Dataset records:
+ + +
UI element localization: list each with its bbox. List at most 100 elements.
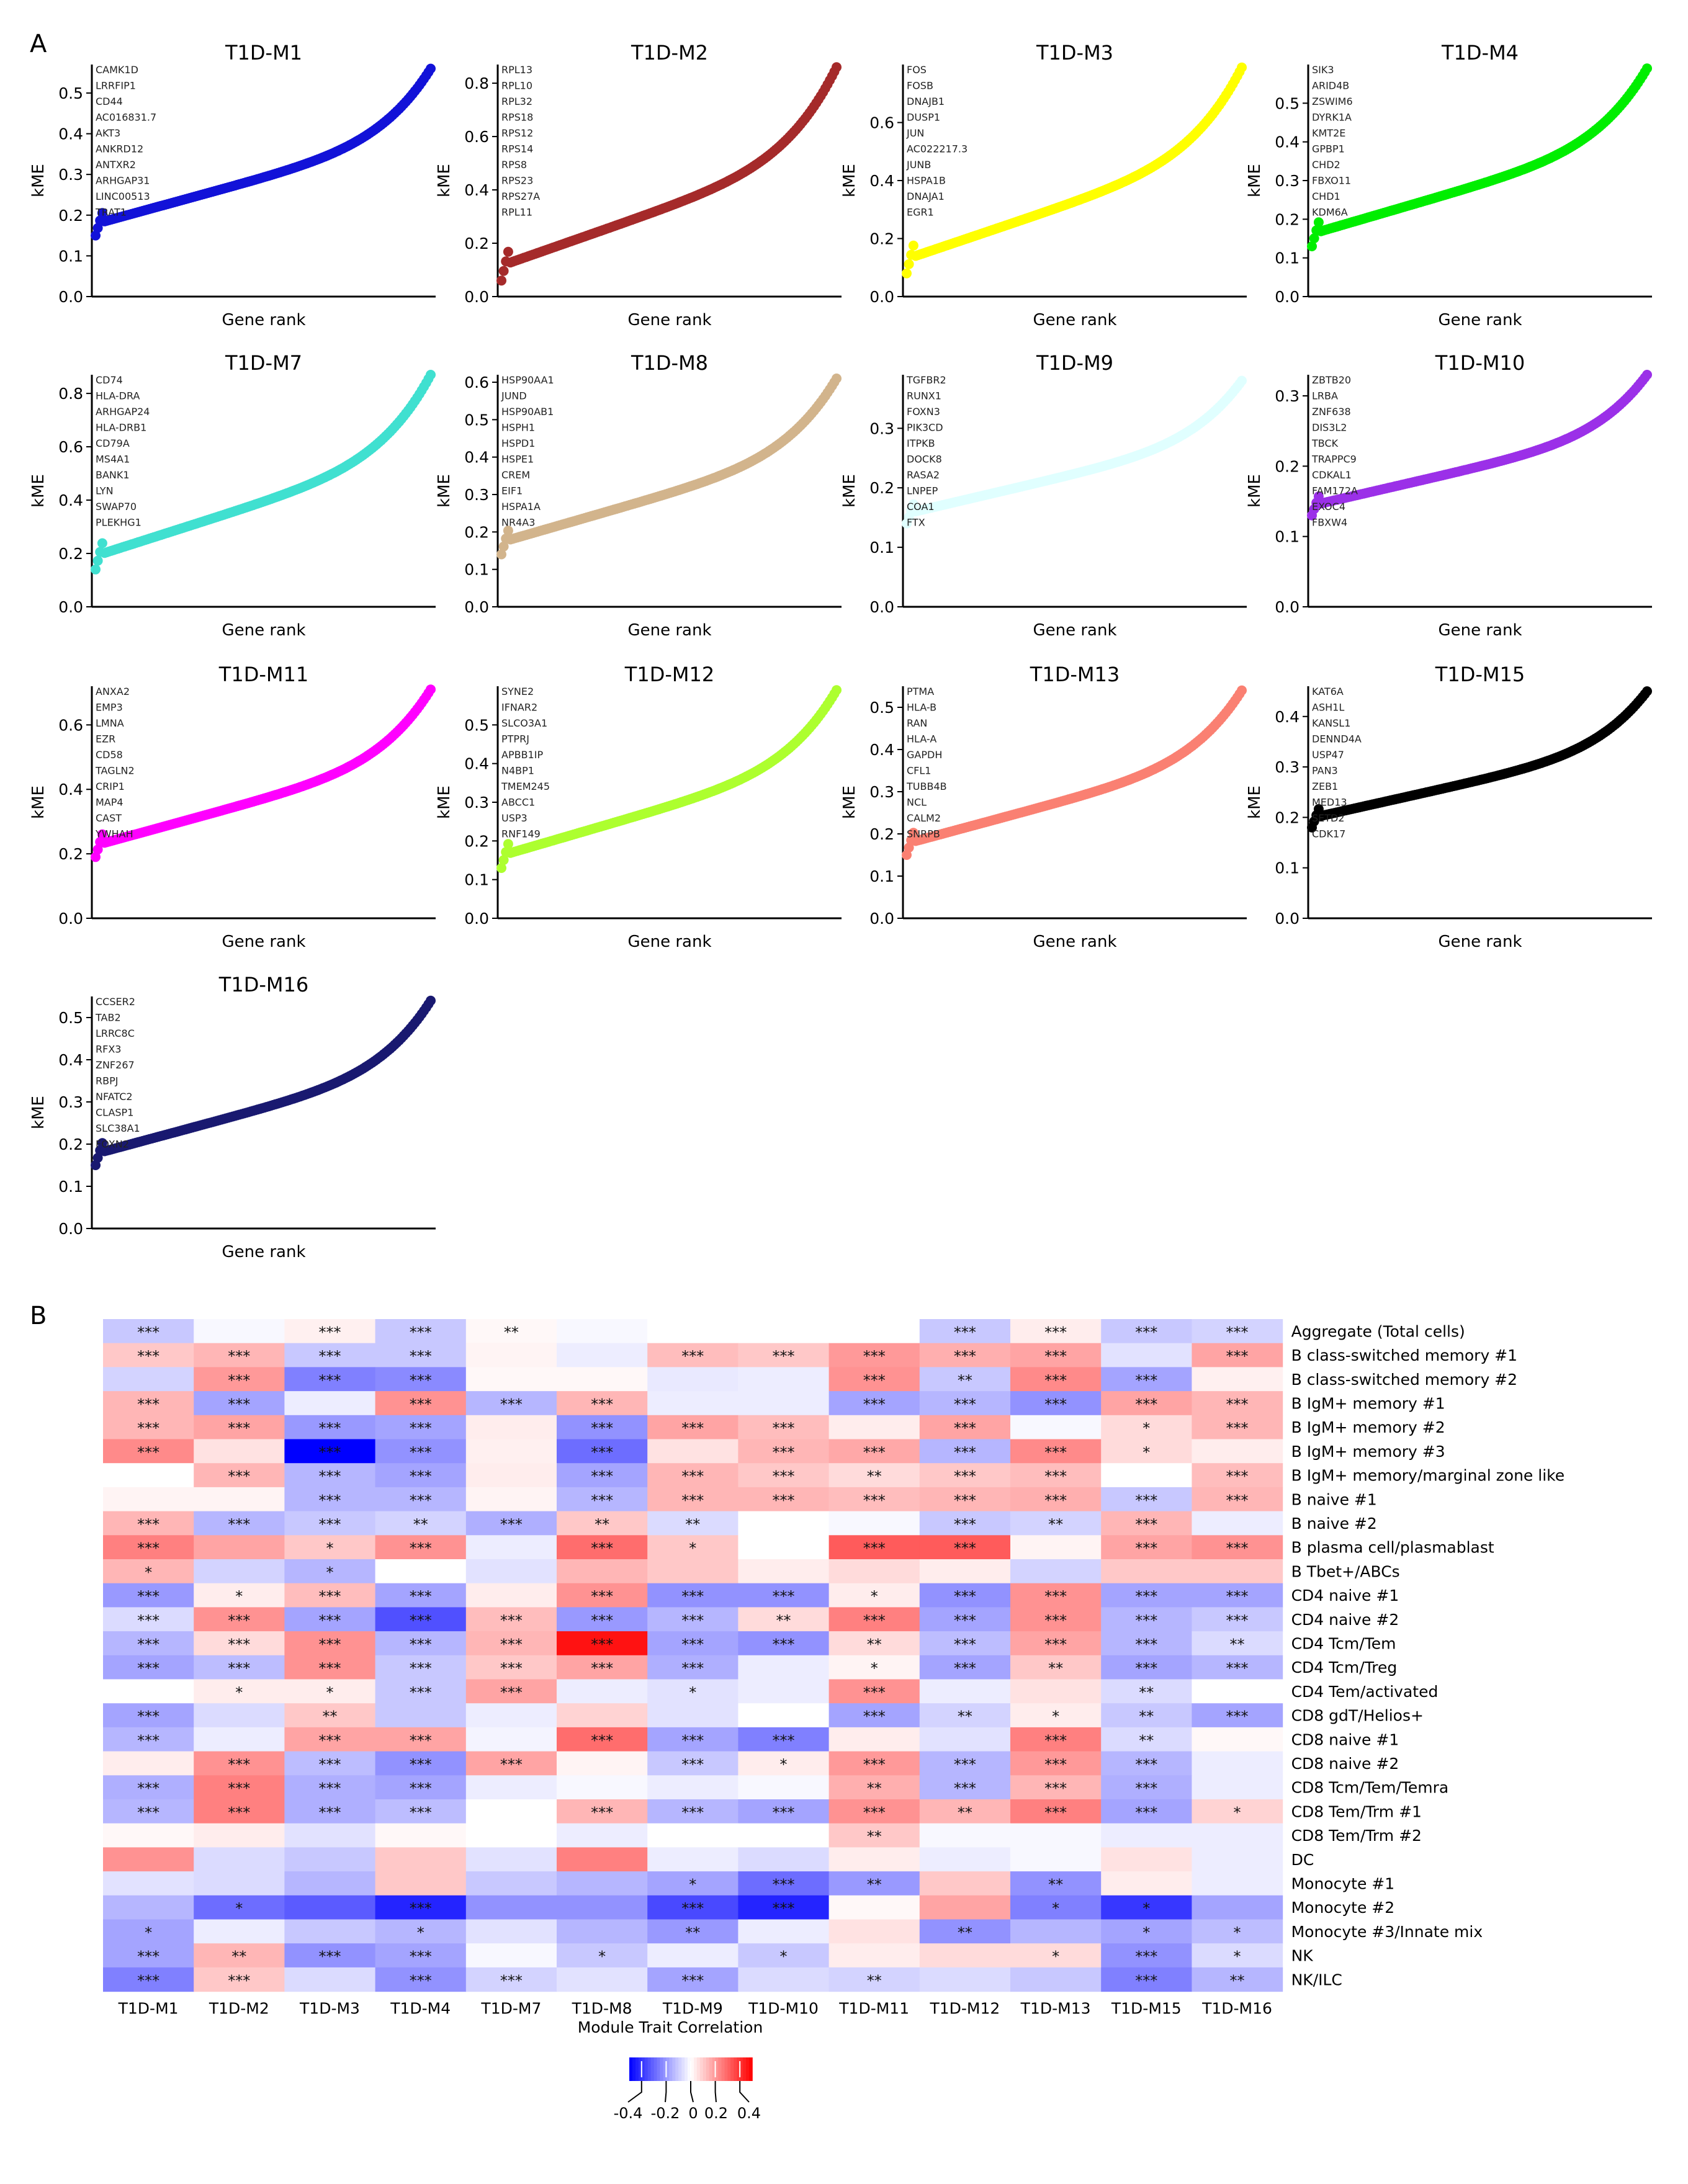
colorbar-segment: [730, 2057, 735, 2081]
heatmap-cell: [1192, 1751, 1283, 1776]
heatmap-cell: [1010, 1319, 1102, 1344]
significance-stars: ***: [1135, 1492, 1157, 1509]
significance-stars: ***: [773, 1732, 795, 1749]
heatmap-cell: [1101, 1967, 1192, 1992]
gene-label: RPS8: [501, 159, 527, 171]
heatmap-cell: [828, 1775, 920, 1800]
kme-point: [1309, 233, 1319, 244]
significance-stars: ***: [410, 1468, 432, 1485]
plot-title: T1D-M1: [225, 41, 302, 65]
gene-label: AKT3: [96, 127, 120, 139]
heatmap-cell: [828, 1583, 920, 1608]
heatmap-cell: [647, 1535, 738, 1560]
heatmap-cell: [557, 1943, 648, 1968]
kme-point: [1642, 63, 1652, 74]
gene-label: RUNX1: [907, 390, 941, 402]
heatmap-cell: [647, 1487, 738, 1512]
significance-stars: *: [235, 1588, 243, 1605]
heatmap-cell: [284, 1607, 376, 1632]
gene-label: HLA-B: [907, 702, 936, 714]
significance-stars: **: [867, 1636, 882, 1653]
heatmap-cell: [647, 1559, 738, 1584]
gene-label: CAST: [96, 812, 122, 824]
significance-stars: ***: [137, 1395, 159, 1413]
y-tick-label: 0.2: [58, 207, 83, 225]
y-tick-label: 0.6: [464, 374, 489, 392]
heatmap-cell: [1101, 1679, 1192, 1704]
heatmap-cell: [557, 1487, 648, 1512]
significance-stars: *: [1052, 1708, 1059, 1725]
heatmap-cell: [103, 1679, 194, 1704]
colorbar-tick-label: 0: [688, 2105, 698, 2122]
gene-label: RAN: [907, 717, 927, 729]
y-tick-label: 0.3: [464, 794, 489, 812]
kme-point: [426, 995, 436, 1006]
row-label: Monocyte #3/Innate mix: [1291, 1923, 1483, 1941]
y-axis-label: kME: [29, 474, 48, 508]
heatmap-cell: [738, 1535, 830, 1560]
gene-label: FTX: [907, 517, 925, 529]
heatmap-cell: [557, 1775, 648, 1800]
y-tick-label: 0.0: [869, 288, 894, 306]
heatmap-cell: [1010, 1823, 1102, 1848]
y-tick-label: 0.0: [464, 288, 489, 306]
heatmap-cell: [465, 1943, 557, 1968]
significance-stars: ***: [1135, 1612, 1157, 1629]
heatmap-cell: [1101, 1943, 1192, 1968]
y-tick-label: 0.1: [869, 539, 894, 557]
significance-stars: ***: [954, 1756, 976, 1773]
colorbar-segment: [641, 2057, 645, 2081]
gene-label: HSPA1A: [501, 501, 541, 512]
heatmap-cell: [284, 1727, 376, 1752]
heatmap-cell: [647, 1775, 738, 1800]
kme-point: [832, 62, 842, 73]
colorbar-segment: [696, 2057, 701, 2081]
significance-stars: ***: [1226, 1612, 1249, 1629]
significance-stars: ***: [228, 1756, 250, 1773]
gene-label: JUN: [906, 127, 924, 139]
x-axis-label: Gene rank: [1033, 621, 1116, 640]
y-tick-label: 0.0: [869, 910, 894, 928]
row-label: NK: [1291, 1947, 1314, 1965]
colorbar-tick-label: -0.2: [651, 2105, 680, 2122]
heatmap-cell: [919, 1559, 1011, 1584]
y-tick-label: 0.8: [58, 385, 83, 403]
gene-label: CD74: [96, 374, 123, 386]
colorbar-segment: [650, 2057, 655, 2081]
colorbar-segment: [712, 2057, 716, 2081]
colorbar-segment: [746, 2057, 750, 2081]
heatmap-cell: [828, 1511, 920, 1536]
heatmap-cell: [375, 1463, 467, 1488]
heatmap-cell: [375, 1319, 467, 1344]
heatmap-cell: [738, 1919, 830, 1944]
heatmap-cell: [1101, 1439, 1192, 1464]
kme-point: [904, 843, 914, 853]
colorbar-segment: [703, 2057, 707, 2081]
y-tick-label: 0.0: [58, 598, 83, 616]
heatmap-cell: [828, 1415, 920, 1440]
heatmap-cell: [1101, 1631, 1192, 1656]
gene-label: HSPA1B: [907, 175, 946, 187]
row-label: CD8 Tem/Trm #1: [1291, 1802, 1422, 1820]
gene-label: JUNB: [906, 159, 931, 171]
significance-stars: ***: [863, 1708, 886, 1725]
gene-label: RPS23: [501, 175, 533, 187]
plot-title: T1D-M8: [631, 351, 708, 375]
significance-stars: **: [685, 1924, 700, 1941]
heatmap-cell: [647, 1727, 738, 1752]
heatmap-cell: [557, 1727, 648, 1752]
significance-stars: ***: [319, 1468, 341, 1485]
significance-stars: ***: [319, 1636, 341, 1653]
x-axis-label: Gene rank: [1438, 621, 1522, 640]
significance-stars: ***: [1226, 1492, 1249, 1509]
significance-stars: ***: [137, 1612, 159, 1629]
heatmap-cell: [828, 1919, 920, 1944]
kme-point: [92, 1153, 103, 1163]
heatmap-row: *** *** *** *** ** *** *** *** CD8 Tcm/Tem/Temra: [103, 1775, 1448, 1800]
gene-label: SYNE2: [501, 686, 534, 697]
heatmap-cell: [284, 1463, 376, 1488]
colorbar-segment: [675, 2057, 680, 2081]
significance-stars: ***: [1044, 1492, 1067, 1509]
column-label: T1D-M11: [838, 2000, 909, 2018]
heatmap-cell: [919, 1847, 1011, 1872]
+ + +
### The task
Retype the records above exactly, pictures omitted.

### The answer
UI element localization: list each with its bbox. List at most 100 elements.
colorbar-segment: [730, 2057, 735, 2081]
heatmap-cell: [1192, 1751, 1283, 1776]
heatmap-cell: [1010, 1319, 1102, 1344]
significance-stars: ***: [1135, 1492, 1157, 1509]
significance-stars: ***: [773, 1732, 795, 1749]
heatmap-cell: [1101, 1967, 1192, 1992]
gene-label: RPS8: [501, 159, 527, 171]
heatmap-cell: [828, 1775, 920, 1800]
kme-point: [1309, 233, 1319, 244]
significance-stars: ***: [410, 1468, 432, 1485]
plot-title: T1D-M1: [225, 41, 302, 65]
gene-label: AKT3: [96, 127, 120, 139]
heatmap-cell: [828, 1583, 920, 1608]
heatmap-cell: [647, 1535, 738, 1560]
heatmap-cell: [557, 1943, 648, 1968]
kme-point: [1642, 63, 1652, 74]
gene-label: RUNX1: [907, 390, 941, 402]
heatmap-cell: [647, 1487, 738, 1512]
significance-stars: *: [235, 1588, 243, 1605]
heatmap-cell: [284, 1607, 376, 1632]
gene-label: HLA-B: [907, 702, 936, 714]
significance-stars: **: [867, 1636, 882, 1653]
heatmap-cell: [647, 1559, 738, 1584]
gene-label: CAST: [96, 812, 122, 824]
significance-stars: ***: [137, 1395, 159, 1413]
y-tick-label: 0.2: [58, 207, 83, 225]
y-tick-label: 0.6: [464, 374, 489, 392]
heatmap-cell: [1101, 1679, 1192, 1704]
heatmap-cell: [557, 1487, 648, 1512]
significance-stars: *: [1052, 1708, 1059, 1725]
heatmap-cell: [103, 1679, 194, 1704]
colorbar-tick-label: 0: [688, 2105, 698, 2122]
gene-label: RAN: [907, 717, 927, 729]
y-tick-label: 0.3: [464, 794, 489, 812]
kme-point: [426, 995, 436, 1006]
row-label: Monocyte #3/Innate mix: [1291, 1923, 1483, 1941]
y-axis-label: kME: [29, 474, 48, 508]
heatmap-cell: [738, 1535, 830, 1560]
gene-label: FTX: [907, 517, 925, 529]
heatmap-cell: [557, 1775, 648, 1800]
y-tick-label: 0.0: [869, 288, 894, 306]
heatmap-cell: [1010, 1823, 1102, 1848]
y-tick-label: 0.0: [464, 288, 489, 306]
heatmap-cell: [465, 1943, 557, 1968]
significance-stars: ***: [1135, 1612, 1157, 1629]
heatmap-cell: [1101, 1943, 1192, 1968]
y-tick-label: 0.1: [869, 539, 894, 557]
significance-stars: ***: [954, 1756, 976, 1773]
colorbar-segment: [641, 2057, 645, 2081]
gene-label: HSPA1A: [501, 501, 541, 512]
heatmap-cell: [284, 1727, 376, 1752]
heatmap-cell: [647, 1775, 738, 1800]
kme-point: [832, 62, 842, 73]
colorbar-segment: [696, 2057, 701, 2081]
significance-stars: ***: [1226, 1612, 1249, 1629]
significance-stars: ***: [228, 1756, 250, 1773]
gene-label: JUN: [906, 127, 924, 139]
x-axis-label: Gene rank: [1033, 621, 1116, 640]
y-tick-label: 0.0: [869, 910, 894, 928]
row-label: NK: [1291, 1947, 1314, 1965]
colorbar-tick-label: -0.2: [651, 2105, 680, 2122]
heatmap-cell: [919, 1559, 1011, 1584]
y-tick-label: 0.8: [58, 385, 83, 403]
gene-label: CD74: [96, 374, 123, 386]
colorbar-segment: [650, 2057, 655, 2081]
colorbar-segment: [712, 2057, 716, 2081]
colorbar-segment: [746, 2057, 750, 2081]
heatmap-cell: [828, 1511, 920, 1536]
heatmap-cell: [375, 1463, 467, 1488]
heatmap-cell: [375, 1319, 467, 1344]
heatmap-cell: [738, 1919, 830, 1944]
heatmap-cell: [1101, 1439, 1192, 1464]
kme-point: [904, 843, 914, 853]
colorbar-segment: [703, 2057, 707, 2081]
y-tick-label: 0.0: [58, 598, 83, 616]
heatmap-cell: [828, 1415, 920, 1440]
heatmap-cell: [1101, 1631, 1192, 1656]
gene-label: HSPA1B: [907, 175, 946, 187]
row-label: CD8 Tem/Trm #1: [1291, 1802, 1422, 1820]
gene-label: JUNB: [906, 159, 931, 171]
significance-stars: ***: [863, 1708, 886, 1725]
gene-label: RPS23: [501, 175, 533, 187]
plot-title: T1D-M8: [631, 351, 708, 375]
significance-stars: **: [685, 1924, 700, 1941]
heatmap-cell: [647, 1727, 738, 1752]
heatmap-cell: [557, 1727, 648, 1752]
significance-stars: ***: [319, 1468, 341, 1485]
significance-stars: ***: [319, 1636, 341, 1653]
x-axis-label: Gene rank: [1438, 621, 1522, 640]
significance-stars: ***: [1226, 1492, 1249, 1509]
significance-stars: ***: [137, 1612, 159, 1629]
heatmap-cell: [828, 1919, 920, 1944]
kme-point: [92, 1153, 103, 1163]
heatmap-row: *** *** *** *** ** *** *** *** CD8 Tcm/Tem/Temra: [103, 1775, 1448, 1800]
gene-label: SYNE2: [501, 686, 534, 697]
heatmap-cell: [284, 1463, 376, 1488]
colorbar-segment: [675, 2057, 680, 2081]
significance-stars: ***: [1044, 1492, 1067, 1509]
column-label: T1D-M11: [838, 2000, 909, 2018]
heatmap-cell: [919, 1847, 1011, 1872]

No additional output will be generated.